**Listing**.
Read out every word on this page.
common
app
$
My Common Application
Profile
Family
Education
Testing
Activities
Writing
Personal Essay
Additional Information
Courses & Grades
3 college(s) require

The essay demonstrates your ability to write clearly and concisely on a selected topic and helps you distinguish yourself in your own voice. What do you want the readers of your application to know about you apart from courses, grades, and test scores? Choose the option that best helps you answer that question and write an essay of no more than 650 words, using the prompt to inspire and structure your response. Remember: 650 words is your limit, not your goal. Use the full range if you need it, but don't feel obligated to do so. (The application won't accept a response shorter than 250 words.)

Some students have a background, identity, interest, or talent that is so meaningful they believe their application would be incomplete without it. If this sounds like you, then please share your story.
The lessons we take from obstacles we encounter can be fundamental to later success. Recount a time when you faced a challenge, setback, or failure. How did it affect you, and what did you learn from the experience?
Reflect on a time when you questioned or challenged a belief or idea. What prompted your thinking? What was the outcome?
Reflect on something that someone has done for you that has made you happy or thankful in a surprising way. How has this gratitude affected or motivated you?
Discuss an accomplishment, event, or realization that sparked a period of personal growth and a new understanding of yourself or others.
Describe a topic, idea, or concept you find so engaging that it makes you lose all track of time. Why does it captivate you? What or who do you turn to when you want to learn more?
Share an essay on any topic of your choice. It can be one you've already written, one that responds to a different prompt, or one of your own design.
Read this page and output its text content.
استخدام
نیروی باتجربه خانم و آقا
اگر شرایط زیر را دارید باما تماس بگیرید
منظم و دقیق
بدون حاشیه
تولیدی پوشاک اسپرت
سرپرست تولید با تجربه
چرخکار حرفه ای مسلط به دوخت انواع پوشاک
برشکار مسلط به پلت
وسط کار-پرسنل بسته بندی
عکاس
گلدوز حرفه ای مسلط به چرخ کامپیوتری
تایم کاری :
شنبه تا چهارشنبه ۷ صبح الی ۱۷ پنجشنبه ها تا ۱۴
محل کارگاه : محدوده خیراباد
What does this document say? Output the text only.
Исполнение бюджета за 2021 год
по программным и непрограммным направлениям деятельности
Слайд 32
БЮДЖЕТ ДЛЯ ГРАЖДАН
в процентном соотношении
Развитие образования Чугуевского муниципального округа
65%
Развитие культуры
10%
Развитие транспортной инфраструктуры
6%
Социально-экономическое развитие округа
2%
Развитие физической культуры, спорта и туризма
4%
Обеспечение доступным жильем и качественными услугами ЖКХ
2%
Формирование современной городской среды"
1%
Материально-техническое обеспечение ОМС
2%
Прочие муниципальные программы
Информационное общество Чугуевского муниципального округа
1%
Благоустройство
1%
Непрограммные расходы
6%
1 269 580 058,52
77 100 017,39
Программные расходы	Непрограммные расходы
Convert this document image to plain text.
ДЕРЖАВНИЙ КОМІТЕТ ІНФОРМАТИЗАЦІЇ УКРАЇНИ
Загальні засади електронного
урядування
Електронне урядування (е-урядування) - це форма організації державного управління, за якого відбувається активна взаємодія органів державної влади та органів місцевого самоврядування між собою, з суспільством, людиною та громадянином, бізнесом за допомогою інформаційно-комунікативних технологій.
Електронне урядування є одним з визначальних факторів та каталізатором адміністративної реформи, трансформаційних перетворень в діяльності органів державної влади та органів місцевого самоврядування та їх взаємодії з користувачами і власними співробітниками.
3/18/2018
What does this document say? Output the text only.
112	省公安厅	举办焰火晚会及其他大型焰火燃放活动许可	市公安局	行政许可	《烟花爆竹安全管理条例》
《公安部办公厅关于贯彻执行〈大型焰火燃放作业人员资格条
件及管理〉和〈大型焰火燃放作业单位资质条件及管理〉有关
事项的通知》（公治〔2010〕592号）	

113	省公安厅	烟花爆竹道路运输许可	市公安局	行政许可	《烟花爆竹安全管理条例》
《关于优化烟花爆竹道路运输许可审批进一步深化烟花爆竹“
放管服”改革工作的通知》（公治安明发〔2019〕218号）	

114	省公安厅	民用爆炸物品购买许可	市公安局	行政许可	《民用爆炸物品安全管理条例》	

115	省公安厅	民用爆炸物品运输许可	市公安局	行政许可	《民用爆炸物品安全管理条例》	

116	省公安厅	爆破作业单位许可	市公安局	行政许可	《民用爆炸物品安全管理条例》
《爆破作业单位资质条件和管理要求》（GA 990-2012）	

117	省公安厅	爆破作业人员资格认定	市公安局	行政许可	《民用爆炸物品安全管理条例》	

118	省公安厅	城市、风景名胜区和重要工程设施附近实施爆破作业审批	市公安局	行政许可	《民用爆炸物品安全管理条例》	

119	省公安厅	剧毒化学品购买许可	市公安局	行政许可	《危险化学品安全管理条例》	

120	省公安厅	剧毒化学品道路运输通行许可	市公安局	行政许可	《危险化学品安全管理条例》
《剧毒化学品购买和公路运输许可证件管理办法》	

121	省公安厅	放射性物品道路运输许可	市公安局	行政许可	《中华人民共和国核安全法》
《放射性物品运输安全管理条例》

**Required work**. Print all the data exactly.

**Exercise result**.
Read out every word on this page.
common
app
$
My Common Application
Profile
Family
Education
Testing
Activities
Writing
Personal Essay
Additional Information
Courses & Grades
3 college(s) require

The essay demonstrates your ability to write clearly and concisely on a selected topic and helps you distinguish yourself in your own voice. What do you want the readers of your application to know about you apart from courses, grades, and test scores? Choose the option that best helps you answer that question and write an essay of no more than 650 words, using the prompt to inspire and structure your response. Remember: 650 words is your limit, not your goal. Use the full range if you need it, but don't feel obligated to do so. (The application won't accept a response shorter than 250 words.)

Some students have a background, identity, interest, or talent that is so meaningful they believe their application would be incomplete without it. If this sounds like you, then please share your story.
The lessons we take from obstacles we encounter can be fundamental to later success. Recount a time when you faced a challenge, setback, or failure. How did it affect you, and what did you learn from the experience?
Reflect on a time when you questioned or challenged a belief or idea. What prompted your thinking? What was the outcome?
Reflect on something that someone has done for you that has made you happy or thankful in a surprising way. How has this gratitude affected or motivated you?
Discuss an accomplishment, event, or realization that sparked a period of personal growth and a new understanding of yourself or others.
Describe a topic, idea, or concept you find so engaging that it makes you lose all track of time. Why does it captivate you? What or who do you turn to when you want to learn more?
Share an essay on any topic of your choice. It can be one you've already written, one that responds to a different prompt, or one of your own design.
Read this page and output its text content.
استخدام
نیروی باتجربه خانم و آقا
اگر شرایط زیر را دارید باما تماس بگیرید
منظم و دقیق
بدون حاشیه
تولیدی پوشاک اسپرت
سرپرست تولید با تجربه
چرخکار حرفه ای مسلط به دوخت انواع پوشاک
برشکار مسلط به پلت
وسط کار-پرسنل بسته بندی
عکاس
گلدوز حرفه ای مسلط به چرخ کامپیوتری
تایم کاری :
شنبه تا چهارشنبه ۷ صبح الی ۱۷ پنجشنبه ها تا ۱۴
محل کارگاه : محدوده خیراباد
What does this document say? Output the text only.
Исполнение бюджета за 2021 год
по программным и непрограммным направлениям деятельности
Слайд 32
БЮДЖЕТ ДЛЯ ГРАЖДАН
в процентном соотношении
Развитие образования Чугуевского муниципального округа
65%
Развитие культуры
10%
Развитие транспортной инфраструктуры
6%
Социально-экономическое развитие округа
2%
Развитие физической культуры, спорта и туризма
4%
Обеспечение доступным жильем и качественными услугами ЖКХ
2%
Формирование современной городской среды"
1%
Материально-техническое обеспечение ОМС
2%
Прочие муниципальные программы
Информационное общество Чугуевского муниципального округа
1%
Благоустройство
1%
Непрограммные расходы
6%
1 269 580 058,52
77 100 017,39
Программные расходы	Непрограммные расходы
Convert this document image to plain text.
ДЕРЖАВНИЙ КОМІТЕТ ІНФОРМАТИЗАЦІЇ УКРАЇНИ
Загальні засади електронного
урядування
Електронне урядування (е-урядування) - це форма організації державного управління, за якого відбувається активна взаємодія органів державної влади та органів місцевого самоврядування між собою, з суспільством, людиною та громадянином, бізнесом за допомогою інформаційно-комунікативних технологій.
Електронне урядування є одним з визначальних факторів та каталізатором адміністративної реформи, трансформаційних перетворень в діяльності органів державної влади та органів місцевого самоврядування та їх взаємодії з користувачами і власними співробітниками.
3/18/2018
What does this document say? Output the text only.
112	省公安厅	举办焰火晚会及其他大型焰火燃放活动许可	市公安局	行政许可	《烟花爆竹安全管理条例》
《公安部办公厅关于贯彻执行〈大型焰火燃放作业人员资格条
件及管理〉和〈大型焰火燃放作业单位资质条件及管理〉有关
事项的通知》（公治〔2010〕592号）	

113	省公安厅	烟花爆竹道路运输许可	市公安局	行政许可	《烟花爆竹安全管理条例》
《关于优化烟花爆竹道路运输许可审批进一步深化烟花爆竹“
放管服”改革工作的通知》（公治安明发〔2019〕218号）	

114	省公安厅	民用爆炸物品购买许可	市公安局	行政许可	《民用爆炸物品安全管理条例》	

115	省公安厅	民用爆炸物品运输许可	市公安局	行政许可	《民用爆炸物品安全管理条例》	

116	省公安厅	爆破作业单位许可	市公安局	行政许可	《民用爆炸物品安全管理条例》
《爆破作业单位资质条件和管理要求》（GA 990-2012）	

117	省公安厅	爆破作业人员资格认定	市公安局	行政许可	《民用爆炸物品安全管理条例》	

118	省公安厅	城市、风景名胜区和重要工程设施附近实施爆破作业审批	市公安局	行政许可	《民用爆炸物品安全管理条例》	

119	省公安厅	剧毒化学品购买许可	市公安局	行政许可	《危险化学品安全管理条例》	

120	省公安厅	剧毒化学品道路运输通行许可	市公安局	行政许可	《危险化学品安全管理条例》
《剧毒化学品购买和公路运输许可证件管理办法》	

121	省公安厅	放射性物品道路运输许可	市公安局	行政许可	《中华人民共和国核安全法》
《放射性物品运输安全管理条例》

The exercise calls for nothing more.